## Text provided
SUMMARY: Assisted Outpatient Treatment (AOT) programs allow judges to order certain mentally ill individuals to stay in treatment as a condition of living in the community. While many view it as less-restrictive, less-expensive, than it's alternative, inpatient commitment, others raise concerns. Most are based on misinformation or misunderstanding. This document addresses those concerns.

MYTH: Assisted outpatient treatment is about "forced" treatment.

REALITY: There is no provision for forced treatment in Kendra's Law. In New York State individuals must meet the criteria established in Rivers v. Katz in order to be forced treated. That decision is not superceded by Kendra's Law.

MYTH: Assisted outpatient treatment is going to fill hospital wards.

REALITY: Assisted outpatient treatment (AOT) is designed to help people function successfully out of the hospital. Participants in New York’s AOT program, Kendra’s Law, experienced a 77 percent decrease in psychiatric hospitalizations while in the program, as compared to the three years prior to AOT. In a North Carolina study, long-term AOT combined with routine outpatient services (three or more outpatient visits per month) reduced hospital admissions by 57 percent and length of hospital stay by 20 days compared to individuals without court-ordered treatment. For individuals with schizophrenia and other psychotic disorders, long-term AOT reduced hospital admissions by 72 percent and length of hospital stay by 28 days compared to individuals without court-ordered treatment.

## Task item A
According to the text on assisted outpatient treatment, what decrease in psychiatric hospitalizations did participants in Kendra's Law experience while in the program?
## Task item B
Continue the text on assisted outpatient treatment from where it stops.

Bounding box prediction data:

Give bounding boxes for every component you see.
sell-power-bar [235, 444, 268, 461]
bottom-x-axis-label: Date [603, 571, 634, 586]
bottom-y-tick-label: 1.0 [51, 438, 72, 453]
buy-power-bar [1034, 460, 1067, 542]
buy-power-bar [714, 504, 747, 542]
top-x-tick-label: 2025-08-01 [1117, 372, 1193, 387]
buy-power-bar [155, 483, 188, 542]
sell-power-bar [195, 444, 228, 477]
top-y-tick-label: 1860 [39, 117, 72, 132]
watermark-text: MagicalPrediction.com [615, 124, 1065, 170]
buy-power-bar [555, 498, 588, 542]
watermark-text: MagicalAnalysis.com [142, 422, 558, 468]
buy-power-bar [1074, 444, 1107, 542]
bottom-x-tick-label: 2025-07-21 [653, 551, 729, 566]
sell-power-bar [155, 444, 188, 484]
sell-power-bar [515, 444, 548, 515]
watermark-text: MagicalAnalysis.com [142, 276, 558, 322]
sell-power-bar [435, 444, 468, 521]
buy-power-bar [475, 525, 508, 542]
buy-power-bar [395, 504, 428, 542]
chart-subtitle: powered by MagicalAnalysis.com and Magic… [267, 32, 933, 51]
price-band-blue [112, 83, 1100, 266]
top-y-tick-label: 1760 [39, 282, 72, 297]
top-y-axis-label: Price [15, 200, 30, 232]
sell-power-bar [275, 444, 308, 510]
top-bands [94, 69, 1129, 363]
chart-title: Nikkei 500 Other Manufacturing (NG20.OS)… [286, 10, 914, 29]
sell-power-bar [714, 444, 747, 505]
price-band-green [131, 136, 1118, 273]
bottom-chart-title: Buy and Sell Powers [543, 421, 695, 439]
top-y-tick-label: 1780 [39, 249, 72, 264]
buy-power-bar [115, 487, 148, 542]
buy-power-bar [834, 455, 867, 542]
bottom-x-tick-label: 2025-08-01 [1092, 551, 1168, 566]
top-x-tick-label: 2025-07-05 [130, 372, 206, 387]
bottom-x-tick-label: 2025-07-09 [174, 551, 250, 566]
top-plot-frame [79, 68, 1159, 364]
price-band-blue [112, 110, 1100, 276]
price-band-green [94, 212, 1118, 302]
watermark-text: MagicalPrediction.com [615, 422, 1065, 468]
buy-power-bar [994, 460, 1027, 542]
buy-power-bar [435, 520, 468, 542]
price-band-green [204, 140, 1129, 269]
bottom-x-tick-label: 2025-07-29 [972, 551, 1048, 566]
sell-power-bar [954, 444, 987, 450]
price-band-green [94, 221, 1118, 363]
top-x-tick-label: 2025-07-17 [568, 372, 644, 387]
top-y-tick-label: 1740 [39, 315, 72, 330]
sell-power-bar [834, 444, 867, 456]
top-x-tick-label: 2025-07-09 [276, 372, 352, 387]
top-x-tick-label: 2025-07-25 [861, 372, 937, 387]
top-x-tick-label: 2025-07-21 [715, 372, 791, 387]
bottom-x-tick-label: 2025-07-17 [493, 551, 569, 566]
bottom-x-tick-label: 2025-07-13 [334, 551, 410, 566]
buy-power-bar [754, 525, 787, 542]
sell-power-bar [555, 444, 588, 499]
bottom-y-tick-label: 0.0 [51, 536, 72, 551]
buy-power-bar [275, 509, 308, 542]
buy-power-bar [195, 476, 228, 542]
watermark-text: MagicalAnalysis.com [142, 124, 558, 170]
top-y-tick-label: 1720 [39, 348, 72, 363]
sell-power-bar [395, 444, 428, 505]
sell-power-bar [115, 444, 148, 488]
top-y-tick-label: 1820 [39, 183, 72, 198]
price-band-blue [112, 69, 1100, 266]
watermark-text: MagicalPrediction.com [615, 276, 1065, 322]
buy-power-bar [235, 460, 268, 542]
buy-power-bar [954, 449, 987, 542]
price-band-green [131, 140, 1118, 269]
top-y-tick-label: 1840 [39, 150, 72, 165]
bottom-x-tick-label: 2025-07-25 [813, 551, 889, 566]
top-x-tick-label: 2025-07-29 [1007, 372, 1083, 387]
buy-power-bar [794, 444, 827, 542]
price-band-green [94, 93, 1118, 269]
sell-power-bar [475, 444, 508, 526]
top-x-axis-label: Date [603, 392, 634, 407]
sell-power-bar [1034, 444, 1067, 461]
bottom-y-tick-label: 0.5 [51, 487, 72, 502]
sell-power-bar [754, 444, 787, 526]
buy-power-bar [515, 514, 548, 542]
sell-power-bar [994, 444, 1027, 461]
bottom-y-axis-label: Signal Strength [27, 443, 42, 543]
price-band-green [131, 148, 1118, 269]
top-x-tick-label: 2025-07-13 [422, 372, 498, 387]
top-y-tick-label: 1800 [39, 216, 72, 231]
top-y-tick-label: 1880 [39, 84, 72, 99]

## Answer A
A 77 percent decrease, compared to the three years prior to AOT.

## Answer B
MYTH: Assisted outpatient treatment does not work.

REALITY: Studies and experiences in Arizona, Hawaii, Iowa, New York, North Carolina, and other states prove assisted outpatient treatment works. For example, in New York, during the course of court-ordered treatment when compared to the three years prior to participation in the program, AOT recipients experienced far less hospitalization, homelessness, arrest, and incarceration. Specifically:

  • 74 percent fewer experienced homelessness;
  • 77 percent fewer experienced psychiatric hospitalization;
  • 83 percent fewer experienced arrest; and
  • 87 percent fewer experienced incarceration.

A 1998 study of a pilot AOT program at Bellevue Hospital in NYC showed assisted outpatient treatment cut hospital stays in half, from 101 days in the 11 months following discharge for those without court orders to 43 days of hospitalization for those with them.

MYTH: Assisted outpatient treatment will bust the budget.

REALITY: Assisted outpatient treatment is not expensive because it does not mandate any services that individuals with severe mental illnesses are not already eligible for (such as case management, medications, or rehabilitation).

The savings in hospital costs, forensic costs and other costs far offset any incremental expense of assisted outpatient treatment. In an article in Schizophrenia Bulletin, Drs. Peter Weiden and Mark Olfson calculated that nationwide, over two years, the direct costs of rehospitalization attributable to neuroleptic noncompliance is approximately $700 million.

MYTH: Assisted outpatient treatment is unconstitutional.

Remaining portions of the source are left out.